**What you have to do:** Copy the entries below exactly. Images do not belong in the copy.

**Recorded data:**
(begin)

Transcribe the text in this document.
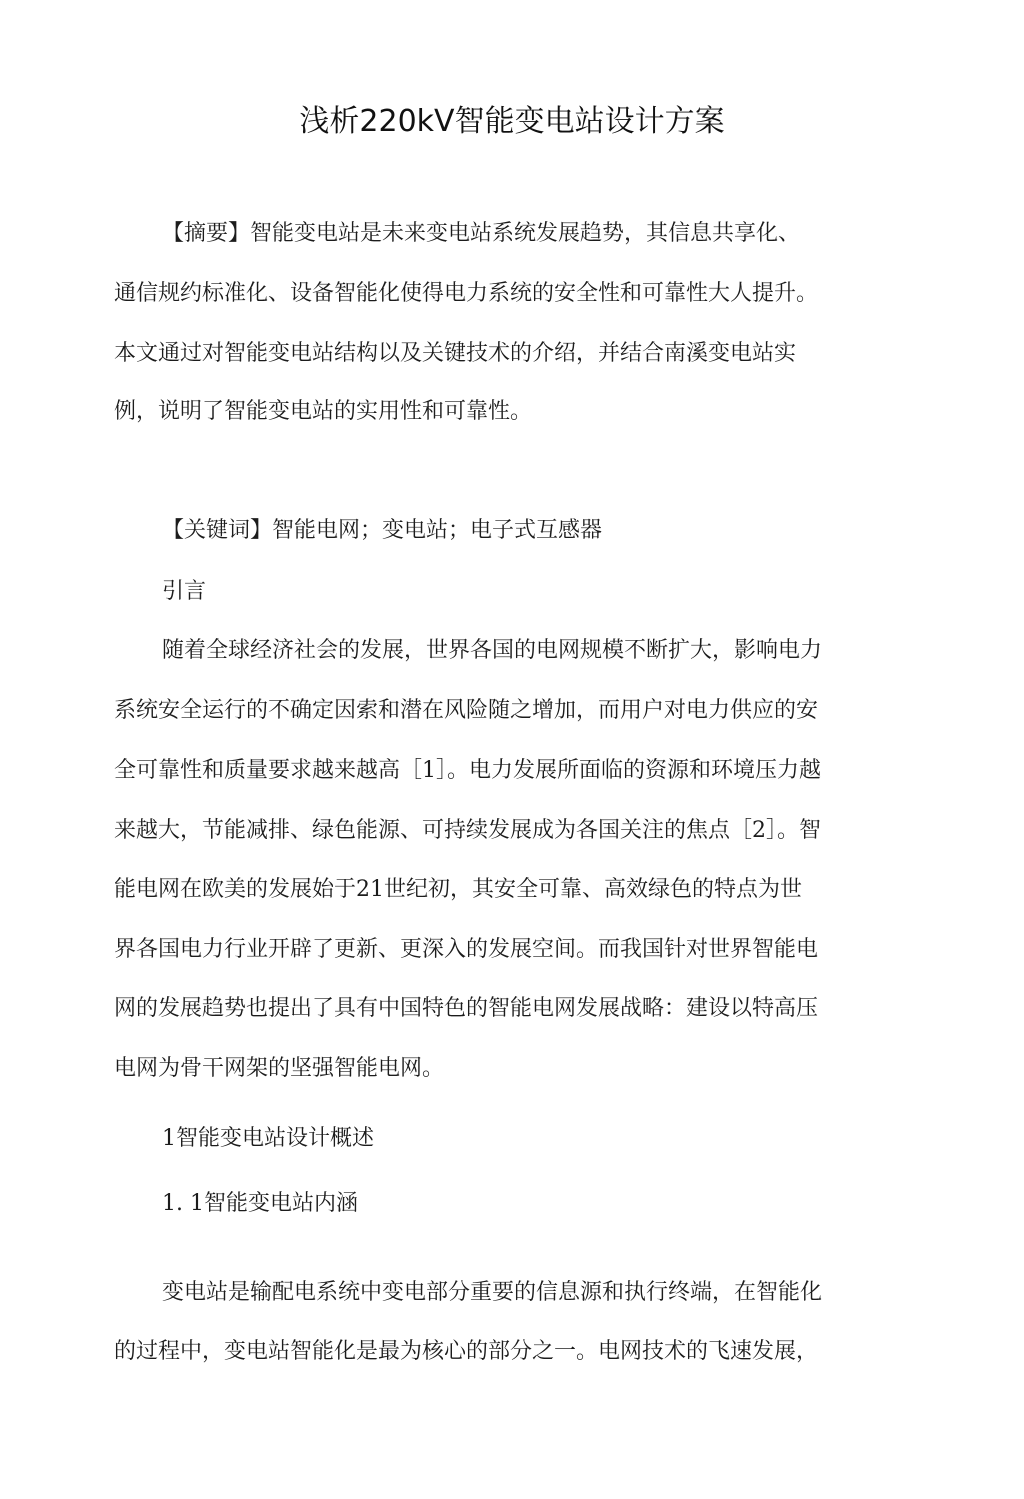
浅析220kV智能变电站设计方案

【摘要】智能变电站是未来变电站系统发展趋势，其信息共享化、

通信规约标准化、设备智能化使得电力系统的安全性和可靠性大人提升。

本文通过对智能变电站结构以及关键技术的介绍，并结合南溪变电站实

例，说明了智能变电站的实用性和可靠性。

【关键词】智能电网；变电站；电子式互感器

引言

随着全球经济社会的发展，世界各国的电网规模不断扩大，影响电力

系统安全运行的不确定因索和潜在风险随之增加，而用户对电力供应的安

全可靠性和质量要求越来越高［1］。电力发展所面临的资源和环境压力越

来越大，节能减排、绿色能源、可持续发展成为各国关注的焦点［2］。智

能电网在欧美的发展始于21世纪初，其安全可靠、高效绿色的特点为世

界各国电力行业开辟了更新、更深入的发展空间。而我国针对世界智能电

网的发展趋势也提出了具有中国特色的智能电网发展战略：建设以特高压

电网为骨干网架的坚强智能电网。

1智能变电站设计概述

1. 1智能变电站内涵

变电站是输配电系统中变电部分重要的信息源和执行终端，在智能化

的过程中，变电站智能化是最为核心的部分之一。电网技术的飞速发展，
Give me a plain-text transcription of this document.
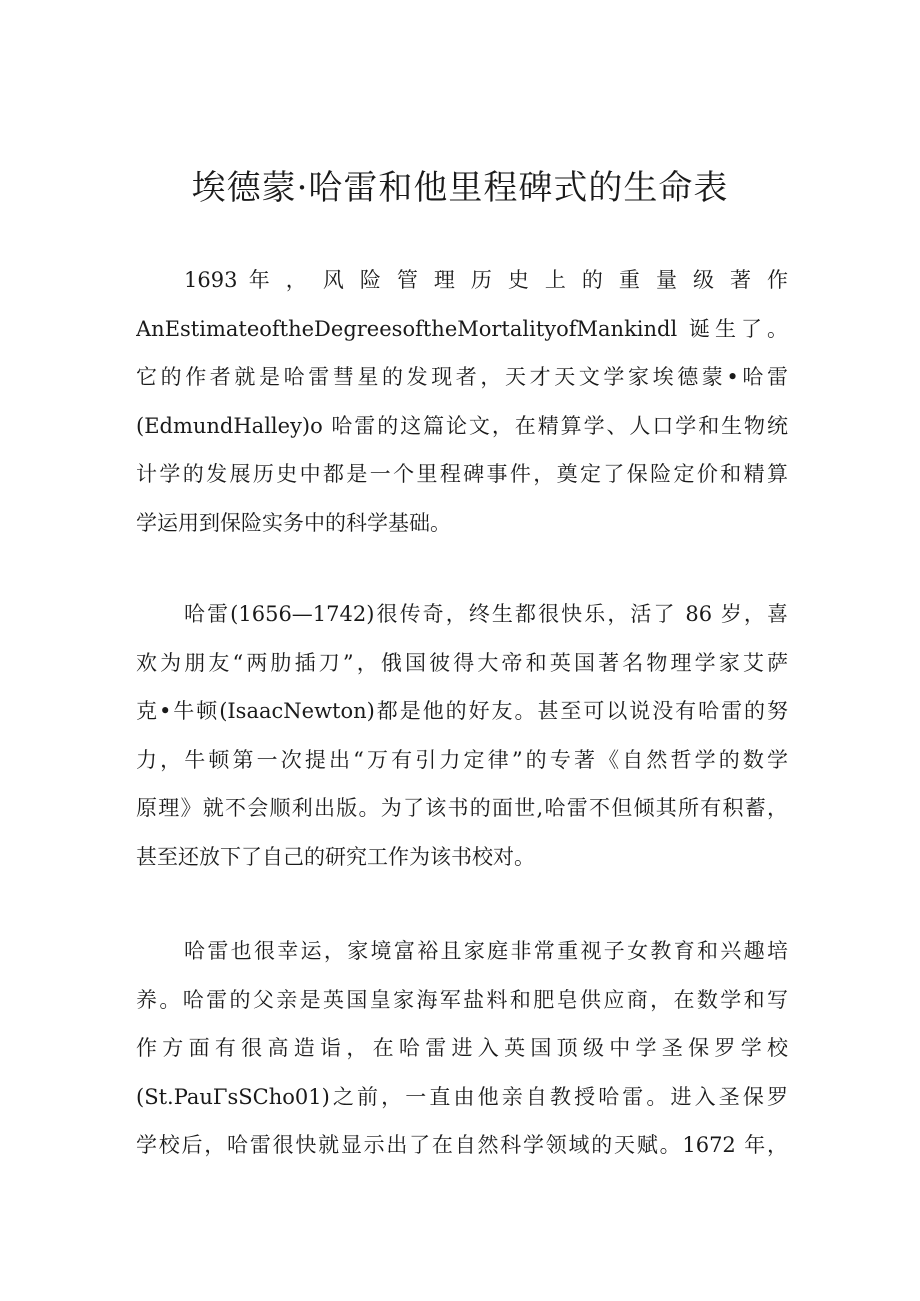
埃德蒙·哈雷和他里程碑式的生命表

1693 年 ， 风 险 管 理 历 史 上 的 重 量 级 著 作
AnEstimateoftheDegreesoftheMortalityofMankindl 诞生了。
它的作者就是哈雷彗星的发现者，天才天文学家埃德蒙•哈雷
(EdmundHalley)o 哈雷的这篇论文，在精算学、人口学和生物统
计学的发展历史中都是一个里程碑事件，奠定了保险定价和精算
学运用到保险实务中的科学基础。

哈雷(1656—1742)很传奇，终生都很快乐，活了 86 岁，喜
欢为朋友“两肋插刀”，俄国彼得大帝和英国著名物理学家艾萨
克•牛顿(IsaacNewton)都是他的好友。甚至可以说没有哈雷的努
力，牛顿第一次提出“万有引力定律”的专著《自然哲学的数学
原理》就不会顺利出版。为了该书的面世,哈雷不但倾其所有积蓄，
甚至还放下了自己的研究工作为该书校对。

哈雷也很幸运，家境富裕且家庭非常重视子女教育和兴趣培
养。哈雷的父亲是英国皇家海军盐料和肥皂供应商，在数学和写
作方面有很高造诣，在哈雷进入英国顶级中学圣保罗学校
(St.PauΓsSCho01)之前，一直由他亲自教授哈雷。进入圣保罗
学校后，哈雷很快就显示出了在自然科学领域的天赋。1672 年，
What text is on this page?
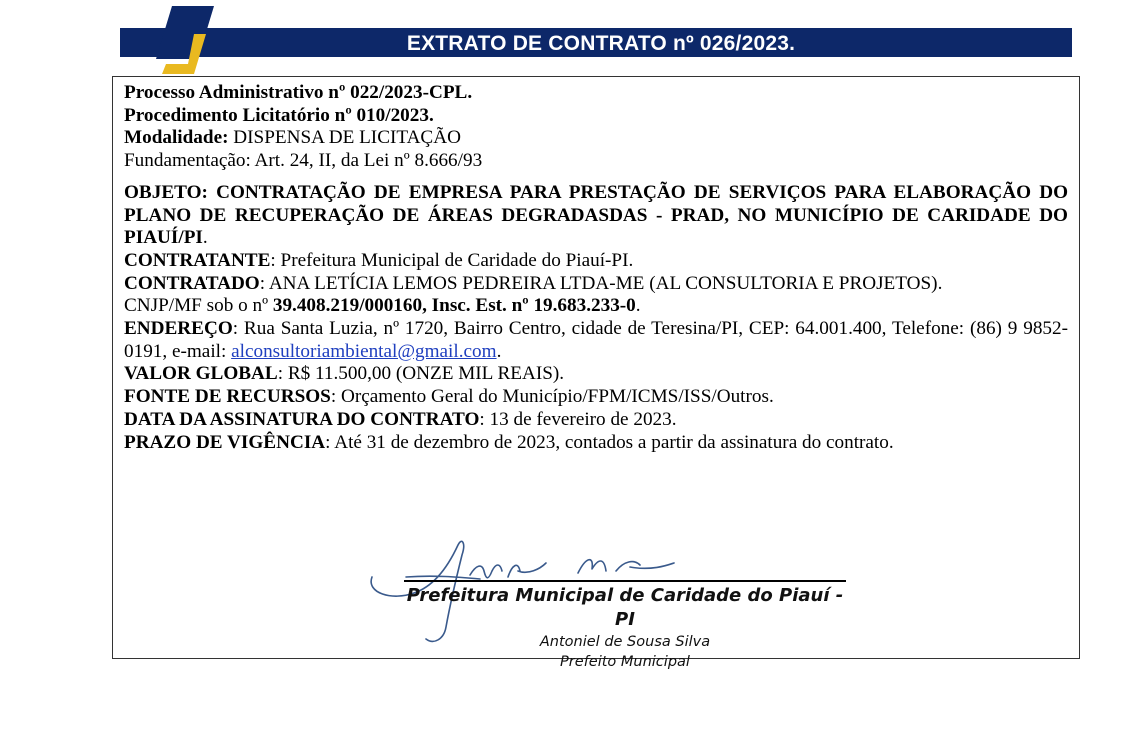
EXTRATO DE CONTRATO nº 026/2023.

Processo Administrativo nº 022/2023-CPL.

Procedimento Licitatório nº 010/2023.

Modalidade: DISPENSA DE LICITAÇÃO

Fundamentação: Art. 24, II, da Lei nº 8.666/93

OBJETO: CONTRATAÇÃO DE EMPRESA PARA PRESTAÇÃO DE SERVIÇOS PARA ELABORAÇÃO DO PLANO DE RECUPERAÇÃO DE ÁREAS DEGRADASDAS - PRAD, NO MUNICÍPIO DE CARIDADE DO PIAUÍ/PI.

CONTRATANTE: Prefeitura Municipal de Caridade do Piauí-PI.

CONTRATADO: ANA LETÍCIA LEMOS PEDREIRA LTDA-ME (AL CONSULTORIA E PROJETOS).

CNJP/MF sob o nº 39.408.219/000160, Insc. Est. nº 19.683.233-0.

ENDEREÇO: Rua Santa Luzia, nº 1720, Bairro Centro, cidade de Teresina/PI, CEP: 64.001.400, Telefone: (86) 9 9852-0191, e-mail: alconsultoriambiental@gmail.com.

VALOR GLOBAL: R$ 11.500,00 (ONZE MIL REAIS).

FONTE DE RECURSOS: Orçamento Geral do Município/FPM/ICMS/ISS/Outros.

DATA DA ASSINATURA DO CONTRATO: 13 de fevereiro de 2023.

PRAZO DE VIGÊNCIA: Até 31 de dezembro de 2023, contados a partir da assinatura do contrato.

Prefeitura Municipal de Caridade do Piauí - PI
Antoniel de Sousa Silva
Prefeito Municipal
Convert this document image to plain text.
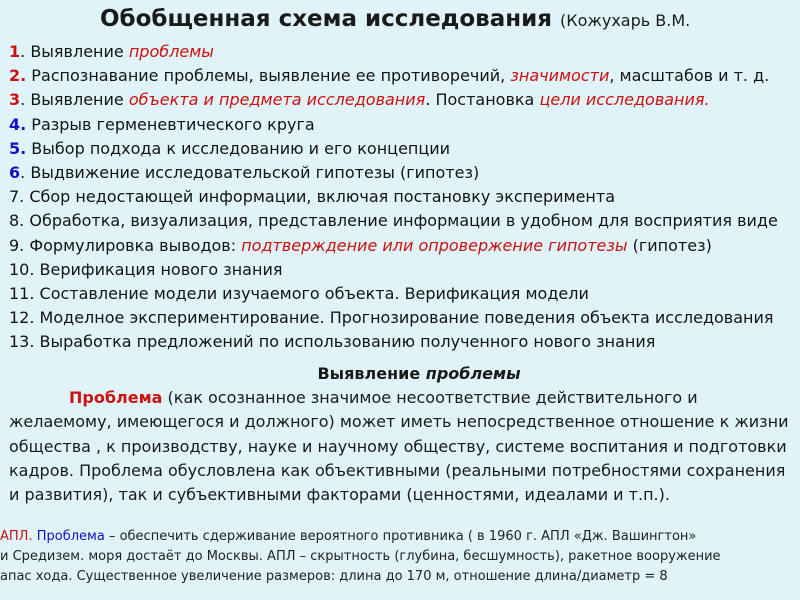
Обобщенная схема исследования (Кожухарь В.М.

1. Выявление проблемы

2. Распознавание проблемы, выявление ее противоречий, значимости, масштабов и т. д.

3. Выявление объекта и предмета исследования. Постановка цели исследования.

4. Разрыв герменевтического круга

5. Выбор подхода к исследованию и его концепции

6. Выдвижение исследовательской гипотезы (гипотез)

7. Сбор недостающей информации, включая постановку эксперимента

8. Обработка, визуализация, представление информации в удобном для восприятия виде

9. Формулировка выводов: подтверждение или опровержение гипотезы (гипотез)

10. Верификация нового знания

11. Составление модели изучаемого объекта. Верификация модели

12. Моделное экспериментирование. Прогнозирование поведения объекта исследования

13. Выработка предложений по использованию полученного нового знания

Выявление проблемы
Проблема (как осознанное значимое несоответствие действительного и желаемому, имеющегося и должного) может иметь непосредственное отношение к жизни общества , к производству, науке и научному обществу, системе воспитания и подготовки кадров. Проблема обусловлена как объективными (реальными потребностями сохранения и развития), так и субъективными факторами (ценностями, идеалами и т.п.).
АПЛ. Проблема – обеспечить сдерживание вероятного противника ( в 1960 г. АПЛ «Дж. Вашингтон»
и Средизем. моря достаёт до Москвы. АПЛ – скрытность (глубина, бесшумность), ракетное вооружение
апас хода. Существенное увеличение размеров: длина до 170 м, отношение длина/диаметр = 8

(end)

**Answer to this exercise:**
Transcribe the text in this document.
浅析220kV智能变电站设计方案

【摘要】智能变电站是未来变电站系统发展趋势，其信息共享化、

通信规约标准化、设备智能化使得电力系统的安全性和可靠性大人提升。

本文通过对智能变电站结构以及关键技术的介绍，并结合南溪变电站实

例，说明了智能变电站的实用性和可靠性。

【关键词】智能电网；变电站；电子式互感器

引言

随着全球经济社会的发展，世界各国的电网规模不断扩大，影响电力

系统安全运行的不确定因索和潜在风险随之增加，而用户对电力供应的安

全可靠性和质量要求越来越高［1］。电力发展所面临的资源和环境压力越

来越大，节能减排、绿色能源、可持续发展成为各国关注的焦点［2］。智

能电网在欧美的发展始于21世纪初，其安全可靠、高效绿色的特点为世

界各国电力行业开辟了更新、更深入的发展空间。而我国针对世界智能电

网的发展趋势也提出了具有中国特色的智能电网发展战略：建设以特高压

电网为骨干网架的坚强智能电网。

1智能变电站设计概述

1. 1智能变电站内涵

变电站是输配电系统中变电部分重要的信息源和执行终端，在智能化

的过程中，变电站智能化是最为核心的部分之一。电网技术的飞速发展，
Give me a plain-text transcription of this document.
埃德蒙·哈雷和他里程碑式的生命表

1693 年 ， 风 险 管 理 历 史 上 的 重 量 级 著 作
AnEstimateoftheDegreesoftheMortalityofMankindl 诞生了。
它的作者就是哈雷彗星的发现者，天才天文学家埃德蒙•哈雷
(EdmundHalley)o 哈雷的这篇论文，在精算学、人口学和生物统
计学的发展历史中都是一个里程碑事件，奠定了保险定价和精算
学运用到保险实务中的科学基础。

哈雷(1656—1742)很传奇，终生都很快乐，活了 86 岁，喜
欢为朋友“两肋插刀”，俄国彼得大帝和英国著名物理学家艾萨
克•牛顿(IsaacNewton)都是他的好友。甚至可以说没有哈雷的努
力，牛顿第一次提出“万有引力定律”的专著《自然哲学的数学
原理》就不会顺利出版。为了该书的面世,哈雷不但倾其所有积蓄，
甚至还放下了自己的研究工作为该书校对。

哈雷也很幸运，家境富裕且家庭非常重视子女教育和兴趣培
养。哈雷的父亲是英国皇家海军盐料和肥皂供应商，在数学和写
作方面有很高造诣，在哈雷进入英国顶级中学圣保罗学校
(St.PauΓsSCho01)之前，一直由他亲自教授哈雷。进入圣保罗
学校后，哈雷很快就显示出了在自然科学领域的天赋。1672 年，
What text is on this page?
EXTRATO DE CONTRATO nº 026/2023.

Processo Administrativo nº 022/2023-CPL.

Procedimento Licitatório nº 010/2023.

Modalidade: DISPENSA DE LICITAÇÃO

Fundamentação: Art. 24, II, da Lei nº 8.666/93

OBJETO: CONTRATAÇÃO DE EMPRESA PARA PRESTAÇÃO DE SERVIÇOS PARA ELABORAÇÃO DO PLANO DE RECUPERAÇÃO DE ÁREAS DEGRADASDAS - PRAD, NO MUNICÍPIO DE CARIDADE DO PIAUÍ/PI.

CONTRATANTE: Prefeitura Municipal de Caridade do Piauí-PI.

CONTRATADO: ANA LETÍCIA LEMOS PEDREIRA LTDA-ME (AL CONSULTORIA E PROJETOS).

CNJP/MF sob o nº 39.408.219/000160, Insc. Est. nº 19.683.233-0.

ENDEREÇO: Rua Santa Luzia, nº 1720, Bairro Centro, cidade de Teresina/PI, CEP: 64.001.400, Telefone: (86) 9 9852-0191, e-mail: alconsultoriambiental@gmail.com.

VALOR GLOBAL: R$ 11.500,00 (ONZE MIL REAIS).

FONTE DE RECURSOS: Orçamento Geral do Município/FPM/ICMS/ISS/Outros.

DATA DA ASSINATURA DO CONTRATO: 13 de fevereiro de 2023.

PRAZO DE VIGÊNCIA: Até 31 de dezembro de 2023, contados a partir da assinatura do contrato.

Prefeitura Municipal de Caridade do Piauí - PI
Antoniel de Sousa Silva
Prefeito Municipal
Convert this document image to plain text.
Обобщенная схема исследования (Кожухарь В.М.

1. Выявление проблемы

2. Распознавание проблемы, выявление ее противоречий, значимости, масштабов и т. д.

3. Выявление объекта и предмета исследования. Постановка цели исследования.

4. Разрыв герменевтического круга

5. Выбор подхода к исследованию и его концепции

6. Выдвижение исследовательской гипотезы (гипотез)

7. Сбор недостающей информации, включая постановку эксперимента

8. Обработка, визуализация, представление информации в удобном для восприятия виде

9. Формулировка выводов: подтверждение или опровержение гипотезы (гипотез)

10. Верификация нового знания

11. Составление модели изучаемого объекта. Верификация модели

12. Моделное экспериментирование. Прогнозирование поведения объекта исследования

13. Выработка предложений по использованию полученного нового знания

Выявление проблемы
Проблема (как осознанное значимое несоответствие действительного и желаемому, имеющегося и должного) может иметь непосредственное отношение к жизни общества , к производству, науке и научному обществу, системе воспитания и подготовки кадров. Проблема обусловлена как объективными (реальными потребностями сохранения и развития), так и субъективными факторами (ценностями, идеалами и т.п.).
АПЛ. Проблема – обеспечить сдерживание вероятного противника ( в 1960 г. АПЛ «Дж. Вашингтон»
и Средизем. моря достаёт до Москвы. АПЛ – скрытность (глубина, бесшумность), ракетное вооружение
апас хода. Существенное увеличение размеров: длина до 170 м, отношение длина/диаметр = 8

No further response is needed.